■ **Objective**: From the records, pick out and copy each line containing "Prawochenskiego".

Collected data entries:

########################################

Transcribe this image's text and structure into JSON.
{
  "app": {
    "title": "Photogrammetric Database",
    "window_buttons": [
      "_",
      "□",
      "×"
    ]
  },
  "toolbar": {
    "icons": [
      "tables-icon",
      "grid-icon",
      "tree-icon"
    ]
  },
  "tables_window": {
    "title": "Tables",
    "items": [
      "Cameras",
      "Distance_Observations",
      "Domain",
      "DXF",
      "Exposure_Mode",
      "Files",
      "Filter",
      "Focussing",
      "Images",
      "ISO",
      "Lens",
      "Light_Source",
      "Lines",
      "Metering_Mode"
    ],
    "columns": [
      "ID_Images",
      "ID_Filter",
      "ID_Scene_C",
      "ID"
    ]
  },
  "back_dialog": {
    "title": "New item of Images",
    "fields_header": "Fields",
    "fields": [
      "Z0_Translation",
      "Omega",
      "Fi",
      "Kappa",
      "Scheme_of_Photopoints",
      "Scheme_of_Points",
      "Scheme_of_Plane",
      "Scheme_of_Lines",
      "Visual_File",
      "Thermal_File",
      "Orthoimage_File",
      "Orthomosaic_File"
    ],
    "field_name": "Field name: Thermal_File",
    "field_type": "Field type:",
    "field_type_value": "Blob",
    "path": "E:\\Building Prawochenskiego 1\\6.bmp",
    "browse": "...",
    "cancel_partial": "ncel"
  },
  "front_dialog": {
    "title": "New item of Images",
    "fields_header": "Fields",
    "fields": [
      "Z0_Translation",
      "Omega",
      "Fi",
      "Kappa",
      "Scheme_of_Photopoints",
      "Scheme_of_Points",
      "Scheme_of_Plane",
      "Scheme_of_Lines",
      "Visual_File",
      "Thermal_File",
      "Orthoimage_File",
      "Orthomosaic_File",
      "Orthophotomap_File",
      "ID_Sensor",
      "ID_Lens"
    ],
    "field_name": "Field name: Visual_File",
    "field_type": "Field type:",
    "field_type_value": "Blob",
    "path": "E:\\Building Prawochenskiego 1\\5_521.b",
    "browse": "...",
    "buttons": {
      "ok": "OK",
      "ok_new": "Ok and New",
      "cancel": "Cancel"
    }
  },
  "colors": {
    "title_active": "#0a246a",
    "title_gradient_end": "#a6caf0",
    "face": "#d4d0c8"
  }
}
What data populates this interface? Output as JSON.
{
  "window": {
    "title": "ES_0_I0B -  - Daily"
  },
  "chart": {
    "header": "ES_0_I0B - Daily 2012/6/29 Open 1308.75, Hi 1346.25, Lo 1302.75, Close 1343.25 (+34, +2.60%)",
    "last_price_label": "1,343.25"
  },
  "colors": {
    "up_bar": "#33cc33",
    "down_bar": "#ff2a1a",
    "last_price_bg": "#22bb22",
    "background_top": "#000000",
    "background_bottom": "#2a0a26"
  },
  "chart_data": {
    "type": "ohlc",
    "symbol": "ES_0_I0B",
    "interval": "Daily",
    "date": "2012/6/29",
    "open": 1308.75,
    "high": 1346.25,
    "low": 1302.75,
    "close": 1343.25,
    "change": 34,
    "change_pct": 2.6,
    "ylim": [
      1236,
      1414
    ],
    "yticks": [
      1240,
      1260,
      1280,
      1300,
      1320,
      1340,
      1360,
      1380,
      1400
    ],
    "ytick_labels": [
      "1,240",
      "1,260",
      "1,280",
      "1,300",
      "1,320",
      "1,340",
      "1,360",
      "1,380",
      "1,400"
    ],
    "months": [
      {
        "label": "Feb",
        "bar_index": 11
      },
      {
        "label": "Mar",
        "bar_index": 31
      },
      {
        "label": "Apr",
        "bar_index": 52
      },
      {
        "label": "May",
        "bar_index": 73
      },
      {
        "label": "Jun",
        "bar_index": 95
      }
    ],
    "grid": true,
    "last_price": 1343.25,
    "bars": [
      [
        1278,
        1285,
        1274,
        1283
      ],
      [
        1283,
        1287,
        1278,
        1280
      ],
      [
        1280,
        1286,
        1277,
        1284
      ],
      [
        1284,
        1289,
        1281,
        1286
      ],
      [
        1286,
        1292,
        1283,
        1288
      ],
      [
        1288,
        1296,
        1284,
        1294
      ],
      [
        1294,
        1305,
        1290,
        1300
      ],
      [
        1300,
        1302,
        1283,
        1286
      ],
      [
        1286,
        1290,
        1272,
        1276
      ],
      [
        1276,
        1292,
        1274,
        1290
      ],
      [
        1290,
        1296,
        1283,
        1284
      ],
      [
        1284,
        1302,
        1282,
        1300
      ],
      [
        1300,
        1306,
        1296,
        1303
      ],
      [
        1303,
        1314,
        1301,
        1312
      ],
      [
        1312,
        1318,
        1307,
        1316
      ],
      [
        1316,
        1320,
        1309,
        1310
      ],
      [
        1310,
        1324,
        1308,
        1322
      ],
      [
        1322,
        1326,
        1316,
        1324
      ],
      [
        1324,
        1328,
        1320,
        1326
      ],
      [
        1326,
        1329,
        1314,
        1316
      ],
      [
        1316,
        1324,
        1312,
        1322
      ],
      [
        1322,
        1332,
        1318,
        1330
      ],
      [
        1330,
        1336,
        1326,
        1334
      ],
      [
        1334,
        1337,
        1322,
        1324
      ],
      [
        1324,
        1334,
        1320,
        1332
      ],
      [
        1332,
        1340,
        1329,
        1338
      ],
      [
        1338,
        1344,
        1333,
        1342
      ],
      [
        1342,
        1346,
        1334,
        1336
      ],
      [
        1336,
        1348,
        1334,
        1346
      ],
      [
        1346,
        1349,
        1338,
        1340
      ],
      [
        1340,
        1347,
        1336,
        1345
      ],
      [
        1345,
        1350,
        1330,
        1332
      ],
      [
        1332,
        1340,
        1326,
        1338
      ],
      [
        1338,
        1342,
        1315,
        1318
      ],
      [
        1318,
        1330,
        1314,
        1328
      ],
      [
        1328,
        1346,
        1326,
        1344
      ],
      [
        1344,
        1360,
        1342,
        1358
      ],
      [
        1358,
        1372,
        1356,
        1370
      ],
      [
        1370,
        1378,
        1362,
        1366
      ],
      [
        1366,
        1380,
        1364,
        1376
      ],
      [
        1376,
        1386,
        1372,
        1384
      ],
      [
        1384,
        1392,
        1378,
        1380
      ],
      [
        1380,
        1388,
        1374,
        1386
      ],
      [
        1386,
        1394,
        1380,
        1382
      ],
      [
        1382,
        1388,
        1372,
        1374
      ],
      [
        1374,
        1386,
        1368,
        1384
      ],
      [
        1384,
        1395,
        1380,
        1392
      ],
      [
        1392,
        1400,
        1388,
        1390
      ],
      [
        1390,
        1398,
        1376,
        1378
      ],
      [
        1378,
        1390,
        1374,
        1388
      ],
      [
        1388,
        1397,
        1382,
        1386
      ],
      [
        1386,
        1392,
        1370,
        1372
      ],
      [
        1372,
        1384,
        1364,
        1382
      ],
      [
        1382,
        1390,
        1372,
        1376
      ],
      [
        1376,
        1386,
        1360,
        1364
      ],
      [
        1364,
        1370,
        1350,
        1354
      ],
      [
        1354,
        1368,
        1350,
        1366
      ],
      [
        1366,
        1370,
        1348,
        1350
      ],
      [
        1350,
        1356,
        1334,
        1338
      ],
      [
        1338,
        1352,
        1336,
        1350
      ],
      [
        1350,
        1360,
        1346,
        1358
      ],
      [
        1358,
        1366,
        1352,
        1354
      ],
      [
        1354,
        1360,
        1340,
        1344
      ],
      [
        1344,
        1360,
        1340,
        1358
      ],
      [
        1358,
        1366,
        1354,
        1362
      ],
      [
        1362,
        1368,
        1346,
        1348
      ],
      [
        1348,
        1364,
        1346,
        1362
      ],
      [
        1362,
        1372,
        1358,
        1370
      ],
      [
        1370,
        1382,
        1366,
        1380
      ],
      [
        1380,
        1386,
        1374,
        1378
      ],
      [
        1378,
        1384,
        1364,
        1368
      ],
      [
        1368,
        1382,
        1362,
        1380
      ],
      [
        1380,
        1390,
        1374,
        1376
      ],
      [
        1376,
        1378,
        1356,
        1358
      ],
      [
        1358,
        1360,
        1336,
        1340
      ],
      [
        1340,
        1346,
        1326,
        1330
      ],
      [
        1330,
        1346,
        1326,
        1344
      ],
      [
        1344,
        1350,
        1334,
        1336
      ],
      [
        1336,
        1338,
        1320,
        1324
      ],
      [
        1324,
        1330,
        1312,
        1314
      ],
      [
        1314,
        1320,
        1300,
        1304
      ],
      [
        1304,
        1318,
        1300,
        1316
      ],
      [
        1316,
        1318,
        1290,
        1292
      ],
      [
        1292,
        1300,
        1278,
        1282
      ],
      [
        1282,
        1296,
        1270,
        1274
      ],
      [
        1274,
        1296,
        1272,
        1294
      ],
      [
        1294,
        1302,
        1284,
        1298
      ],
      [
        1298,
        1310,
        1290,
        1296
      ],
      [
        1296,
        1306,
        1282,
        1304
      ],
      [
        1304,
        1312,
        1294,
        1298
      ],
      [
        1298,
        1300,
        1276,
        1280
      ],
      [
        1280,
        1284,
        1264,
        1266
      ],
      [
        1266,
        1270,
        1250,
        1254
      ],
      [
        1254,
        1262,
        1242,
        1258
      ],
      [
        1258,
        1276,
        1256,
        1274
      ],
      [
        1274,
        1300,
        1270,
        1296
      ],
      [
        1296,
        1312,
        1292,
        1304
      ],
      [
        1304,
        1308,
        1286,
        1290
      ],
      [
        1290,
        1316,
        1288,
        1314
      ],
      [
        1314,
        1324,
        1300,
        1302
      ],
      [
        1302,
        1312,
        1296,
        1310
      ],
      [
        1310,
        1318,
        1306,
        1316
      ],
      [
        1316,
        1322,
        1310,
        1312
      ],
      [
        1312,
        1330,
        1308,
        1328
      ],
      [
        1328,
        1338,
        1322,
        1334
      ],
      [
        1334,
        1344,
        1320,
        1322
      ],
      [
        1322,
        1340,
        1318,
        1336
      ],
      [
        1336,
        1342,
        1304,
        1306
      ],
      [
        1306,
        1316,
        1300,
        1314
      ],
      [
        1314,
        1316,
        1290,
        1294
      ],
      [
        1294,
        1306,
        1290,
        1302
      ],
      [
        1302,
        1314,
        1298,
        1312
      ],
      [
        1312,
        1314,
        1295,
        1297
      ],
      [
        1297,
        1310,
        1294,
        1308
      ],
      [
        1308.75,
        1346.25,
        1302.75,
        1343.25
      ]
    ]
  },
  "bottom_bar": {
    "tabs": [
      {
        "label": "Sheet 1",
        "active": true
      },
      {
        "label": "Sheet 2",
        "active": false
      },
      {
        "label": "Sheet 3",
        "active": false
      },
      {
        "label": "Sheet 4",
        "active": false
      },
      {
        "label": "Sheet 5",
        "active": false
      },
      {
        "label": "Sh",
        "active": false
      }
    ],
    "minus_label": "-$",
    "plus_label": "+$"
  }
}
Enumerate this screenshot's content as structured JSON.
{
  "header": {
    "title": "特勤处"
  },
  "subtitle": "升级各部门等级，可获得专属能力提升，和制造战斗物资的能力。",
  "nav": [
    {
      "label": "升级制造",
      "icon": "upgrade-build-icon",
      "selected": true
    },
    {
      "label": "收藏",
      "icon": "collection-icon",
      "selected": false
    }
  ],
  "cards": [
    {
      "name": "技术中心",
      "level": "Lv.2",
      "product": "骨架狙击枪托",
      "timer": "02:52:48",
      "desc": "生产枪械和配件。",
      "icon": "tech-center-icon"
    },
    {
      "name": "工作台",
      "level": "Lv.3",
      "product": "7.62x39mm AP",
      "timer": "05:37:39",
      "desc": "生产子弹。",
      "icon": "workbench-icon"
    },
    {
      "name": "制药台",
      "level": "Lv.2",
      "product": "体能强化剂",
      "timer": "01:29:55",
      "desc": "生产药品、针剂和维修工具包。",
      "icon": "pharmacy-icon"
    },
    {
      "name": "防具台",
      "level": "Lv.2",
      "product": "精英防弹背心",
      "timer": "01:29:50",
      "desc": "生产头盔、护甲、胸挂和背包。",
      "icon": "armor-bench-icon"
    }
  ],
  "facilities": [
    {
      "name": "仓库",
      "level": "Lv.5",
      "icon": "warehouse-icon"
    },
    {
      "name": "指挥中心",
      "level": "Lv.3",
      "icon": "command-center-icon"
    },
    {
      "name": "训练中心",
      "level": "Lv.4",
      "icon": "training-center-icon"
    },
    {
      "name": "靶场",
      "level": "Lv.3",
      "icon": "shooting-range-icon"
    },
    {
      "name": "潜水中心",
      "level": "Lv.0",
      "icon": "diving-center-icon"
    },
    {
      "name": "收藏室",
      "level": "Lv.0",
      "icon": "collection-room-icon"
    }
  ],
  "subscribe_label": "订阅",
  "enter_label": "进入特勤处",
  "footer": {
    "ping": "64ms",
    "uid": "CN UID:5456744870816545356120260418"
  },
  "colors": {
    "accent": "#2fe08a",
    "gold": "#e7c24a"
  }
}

########################################

■ **Problem solution**:
    "path": "E:\\Building Prawochenskiego 1\\6.bmp",
    "path": "E:\\Building Prawochenskiego 1\\5_521.b",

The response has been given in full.